● **Task directions**
Read the lines that follow and tally those with the word "числе"; give the number and nothing else.

● **Saved entries**
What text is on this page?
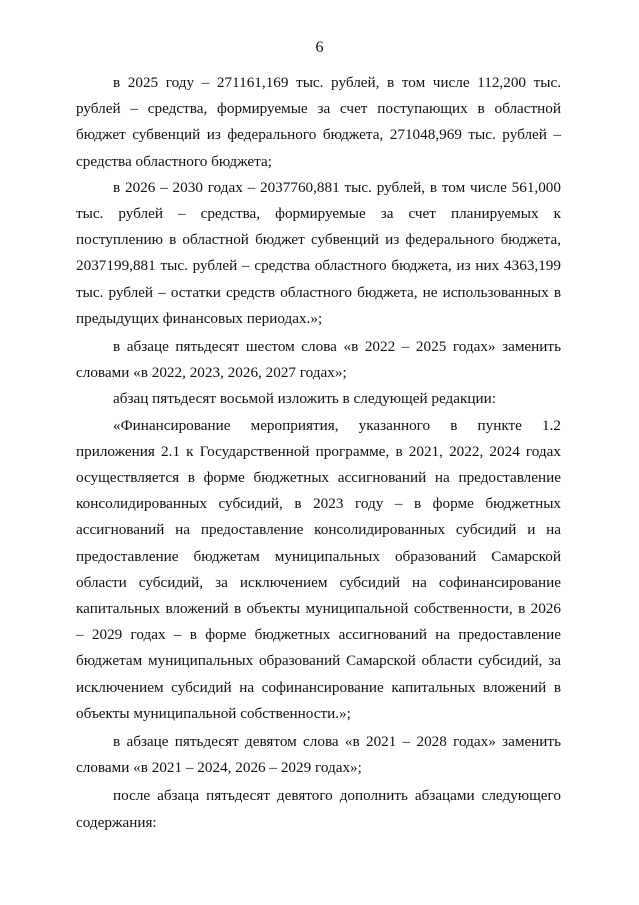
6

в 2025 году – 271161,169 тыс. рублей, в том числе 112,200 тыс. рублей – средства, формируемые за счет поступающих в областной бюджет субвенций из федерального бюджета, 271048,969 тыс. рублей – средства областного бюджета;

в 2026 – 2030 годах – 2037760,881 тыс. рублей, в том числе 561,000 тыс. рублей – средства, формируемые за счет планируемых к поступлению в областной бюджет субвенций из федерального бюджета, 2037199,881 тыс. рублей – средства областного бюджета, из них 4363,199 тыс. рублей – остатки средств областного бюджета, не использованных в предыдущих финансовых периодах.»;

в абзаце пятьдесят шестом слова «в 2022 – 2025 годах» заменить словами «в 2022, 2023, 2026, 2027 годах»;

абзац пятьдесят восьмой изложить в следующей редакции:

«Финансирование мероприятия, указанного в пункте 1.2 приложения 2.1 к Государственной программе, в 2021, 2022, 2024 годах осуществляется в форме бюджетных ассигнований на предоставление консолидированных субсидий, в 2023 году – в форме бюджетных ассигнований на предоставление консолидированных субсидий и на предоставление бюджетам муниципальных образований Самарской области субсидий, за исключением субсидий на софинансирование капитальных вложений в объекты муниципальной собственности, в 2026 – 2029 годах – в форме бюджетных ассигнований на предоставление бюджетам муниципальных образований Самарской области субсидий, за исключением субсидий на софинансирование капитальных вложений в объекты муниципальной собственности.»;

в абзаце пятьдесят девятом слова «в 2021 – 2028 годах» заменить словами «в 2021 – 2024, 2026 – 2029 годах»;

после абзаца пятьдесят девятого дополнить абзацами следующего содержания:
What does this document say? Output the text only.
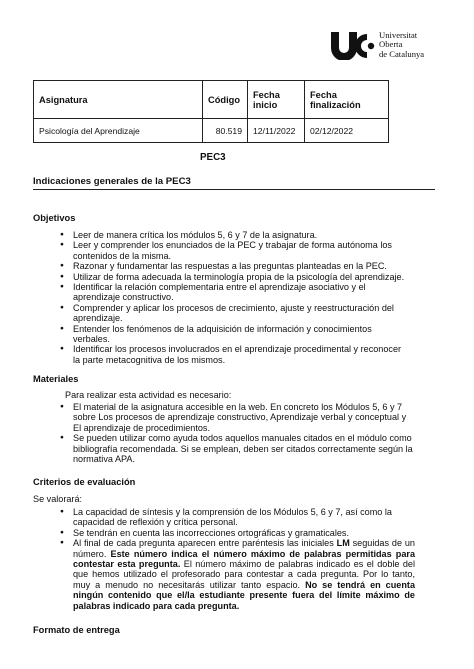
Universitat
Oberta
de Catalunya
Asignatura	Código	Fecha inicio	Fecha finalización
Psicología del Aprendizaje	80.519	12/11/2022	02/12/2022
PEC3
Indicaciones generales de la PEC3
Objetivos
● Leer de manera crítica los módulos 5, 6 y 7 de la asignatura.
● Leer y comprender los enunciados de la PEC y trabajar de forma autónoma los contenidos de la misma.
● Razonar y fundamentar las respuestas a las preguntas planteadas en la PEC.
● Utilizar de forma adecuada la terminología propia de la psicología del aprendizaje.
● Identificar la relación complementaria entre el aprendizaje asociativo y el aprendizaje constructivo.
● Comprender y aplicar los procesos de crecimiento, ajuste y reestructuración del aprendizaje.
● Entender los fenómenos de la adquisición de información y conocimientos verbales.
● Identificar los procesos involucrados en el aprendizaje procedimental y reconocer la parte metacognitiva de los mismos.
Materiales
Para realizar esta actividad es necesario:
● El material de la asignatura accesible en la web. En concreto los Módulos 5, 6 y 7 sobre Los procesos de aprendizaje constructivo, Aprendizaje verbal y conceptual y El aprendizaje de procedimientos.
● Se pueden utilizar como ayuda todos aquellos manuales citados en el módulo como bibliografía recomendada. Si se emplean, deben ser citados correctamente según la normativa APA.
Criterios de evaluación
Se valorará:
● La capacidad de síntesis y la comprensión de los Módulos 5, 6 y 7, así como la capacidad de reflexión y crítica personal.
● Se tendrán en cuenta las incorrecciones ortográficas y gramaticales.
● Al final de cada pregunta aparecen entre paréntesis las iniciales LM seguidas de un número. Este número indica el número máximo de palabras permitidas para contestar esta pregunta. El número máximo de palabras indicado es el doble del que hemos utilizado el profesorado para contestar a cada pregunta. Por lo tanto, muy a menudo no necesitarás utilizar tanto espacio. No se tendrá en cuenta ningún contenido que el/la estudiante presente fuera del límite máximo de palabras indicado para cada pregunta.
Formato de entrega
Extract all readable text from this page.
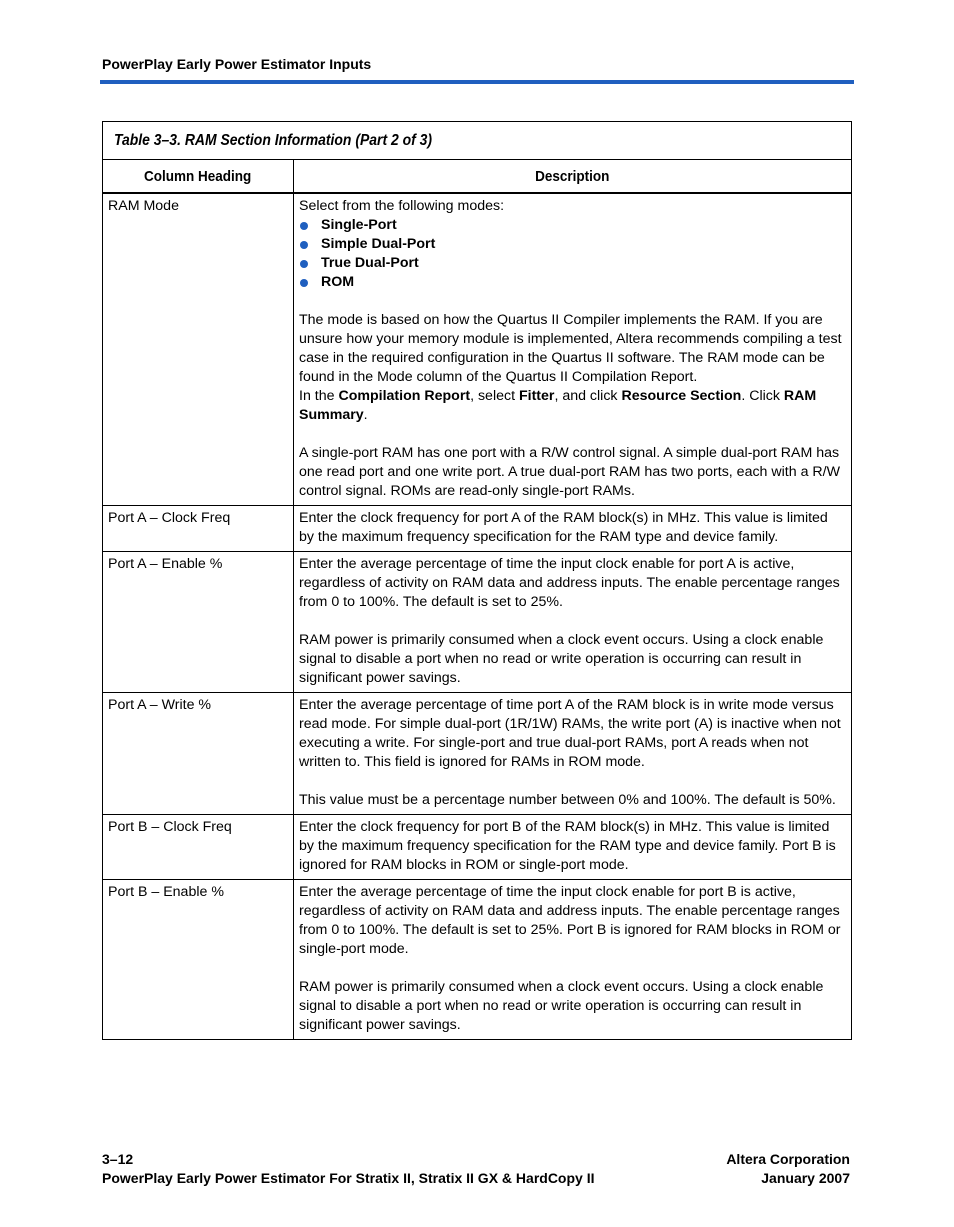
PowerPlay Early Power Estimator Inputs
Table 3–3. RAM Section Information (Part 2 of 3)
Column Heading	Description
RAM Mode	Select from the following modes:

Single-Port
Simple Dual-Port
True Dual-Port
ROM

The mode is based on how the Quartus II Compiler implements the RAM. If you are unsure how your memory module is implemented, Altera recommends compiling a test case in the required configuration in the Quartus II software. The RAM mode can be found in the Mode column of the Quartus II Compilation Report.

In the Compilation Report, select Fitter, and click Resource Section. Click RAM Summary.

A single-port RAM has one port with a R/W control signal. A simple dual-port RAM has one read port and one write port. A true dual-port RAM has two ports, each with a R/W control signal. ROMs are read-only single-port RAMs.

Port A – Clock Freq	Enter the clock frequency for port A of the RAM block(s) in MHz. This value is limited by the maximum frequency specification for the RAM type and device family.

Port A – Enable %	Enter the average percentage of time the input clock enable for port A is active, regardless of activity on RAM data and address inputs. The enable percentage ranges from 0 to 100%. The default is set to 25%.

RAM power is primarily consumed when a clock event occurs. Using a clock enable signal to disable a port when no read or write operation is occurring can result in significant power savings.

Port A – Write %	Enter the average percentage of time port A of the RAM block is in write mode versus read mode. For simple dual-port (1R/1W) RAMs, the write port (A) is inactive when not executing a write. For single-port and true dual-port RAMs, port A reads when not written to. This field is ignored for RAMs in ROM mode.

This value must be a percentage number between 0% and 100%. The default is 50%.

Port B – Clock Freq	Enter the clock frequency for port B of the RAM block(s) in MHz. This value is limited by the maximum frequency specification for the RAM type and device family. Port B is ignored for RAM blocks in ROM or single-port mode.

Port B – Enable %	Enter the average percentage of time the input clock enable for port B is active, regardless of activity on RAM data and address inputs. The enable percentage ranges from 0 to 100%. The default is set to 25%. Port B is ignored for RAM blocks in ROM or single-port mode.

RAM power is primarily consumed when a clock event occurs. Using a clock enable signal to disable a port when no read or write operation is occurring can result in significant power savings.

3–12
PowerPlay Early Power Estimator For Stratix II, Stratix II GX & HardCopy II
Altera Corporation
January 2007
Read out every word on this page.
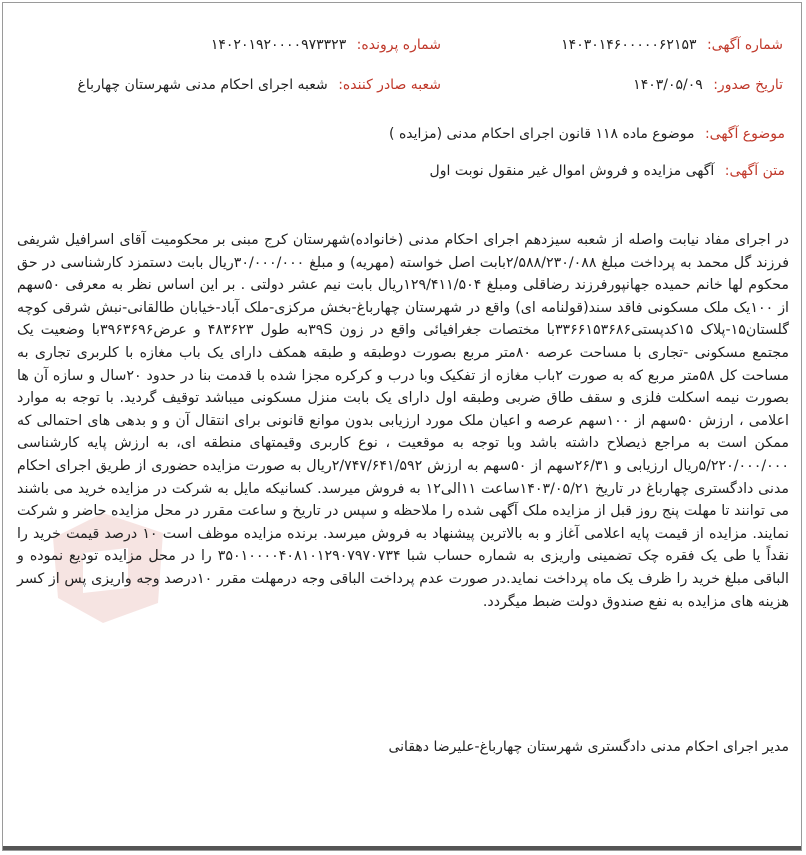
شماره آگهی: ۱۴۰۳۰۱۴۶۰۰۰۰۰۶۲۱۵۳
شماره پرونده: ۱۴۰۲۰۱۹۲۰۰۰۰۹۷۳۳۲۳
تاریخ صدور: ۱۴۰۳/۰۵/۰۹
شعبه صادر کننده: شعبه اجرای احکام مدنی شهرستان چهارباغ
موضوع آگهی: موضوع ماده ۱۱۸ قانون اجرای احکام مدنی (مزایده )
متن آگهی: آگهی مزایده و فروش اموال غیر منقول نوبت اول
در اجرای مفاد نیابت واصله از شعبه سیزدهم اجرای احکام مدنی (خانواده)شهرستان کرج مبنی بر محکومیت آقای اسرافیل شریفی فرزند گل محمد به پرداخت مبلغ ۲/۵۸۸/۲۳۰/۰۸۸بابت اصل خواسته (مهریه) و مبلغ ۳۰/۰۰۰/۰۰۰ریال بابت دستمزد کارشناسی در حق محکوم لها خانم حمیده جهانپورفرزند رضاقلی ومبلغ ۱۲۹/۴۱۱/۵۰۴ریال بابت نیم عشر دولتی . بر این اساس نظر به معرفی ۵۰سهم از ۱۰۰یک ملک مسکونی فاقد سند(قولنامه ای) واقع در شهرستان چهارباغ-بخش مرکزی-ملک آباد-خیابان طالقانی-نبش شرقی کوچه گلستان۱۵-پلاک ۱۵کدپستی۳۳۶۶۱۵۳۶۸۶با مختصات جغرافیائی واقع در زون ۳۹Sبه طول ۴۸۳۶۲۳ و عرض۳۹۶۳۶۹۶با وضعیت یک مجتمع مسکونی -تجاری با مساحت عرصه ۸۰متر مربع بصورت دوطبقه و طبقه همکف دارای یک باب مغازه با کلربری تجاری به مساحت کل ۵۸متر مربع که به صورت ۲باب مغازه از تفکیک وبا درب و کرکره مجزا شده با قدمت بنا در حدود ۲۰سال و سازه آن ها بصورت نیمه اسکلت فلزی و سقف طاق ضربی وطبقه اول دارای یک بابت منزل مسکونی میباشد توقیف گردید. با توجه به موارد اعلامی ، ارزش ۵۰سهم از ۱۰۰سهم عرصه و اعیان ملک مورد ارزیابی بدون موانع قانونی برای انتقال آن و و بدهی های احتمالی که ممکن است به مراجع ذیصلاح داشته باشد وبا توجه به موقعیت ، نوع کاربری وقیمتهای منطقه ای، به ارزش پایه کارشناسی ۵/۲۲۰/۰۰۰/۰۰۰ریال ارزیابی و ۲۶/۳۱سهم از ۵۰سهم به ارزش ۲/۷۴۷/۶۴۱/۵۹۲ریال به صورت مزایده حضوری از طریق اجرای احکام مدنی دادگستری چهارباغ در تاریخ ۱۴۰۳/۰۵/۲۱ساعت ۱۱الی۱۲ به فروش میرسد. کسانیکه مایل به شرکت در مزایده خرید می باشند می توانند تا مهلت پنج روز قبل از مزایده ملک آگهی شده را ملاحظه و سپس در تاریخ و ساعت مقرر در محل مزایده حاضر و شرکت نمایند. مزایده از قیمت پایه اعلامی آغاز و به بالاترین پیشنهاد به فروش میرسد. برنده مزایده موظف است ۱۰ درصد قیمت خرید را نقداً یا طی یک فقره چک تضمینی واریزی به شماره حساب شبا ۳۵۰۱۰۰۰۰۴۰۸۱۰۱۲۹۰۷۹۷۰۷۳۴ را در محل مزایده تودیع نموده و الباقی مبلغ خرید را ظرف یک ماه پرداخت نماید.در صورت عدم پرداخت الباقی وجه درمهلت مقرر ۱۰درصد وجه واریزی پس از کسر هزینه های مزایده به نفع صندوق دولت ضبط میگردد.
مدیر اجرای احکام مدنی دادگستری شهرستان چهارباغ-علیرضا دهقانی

● **Exercise result**
2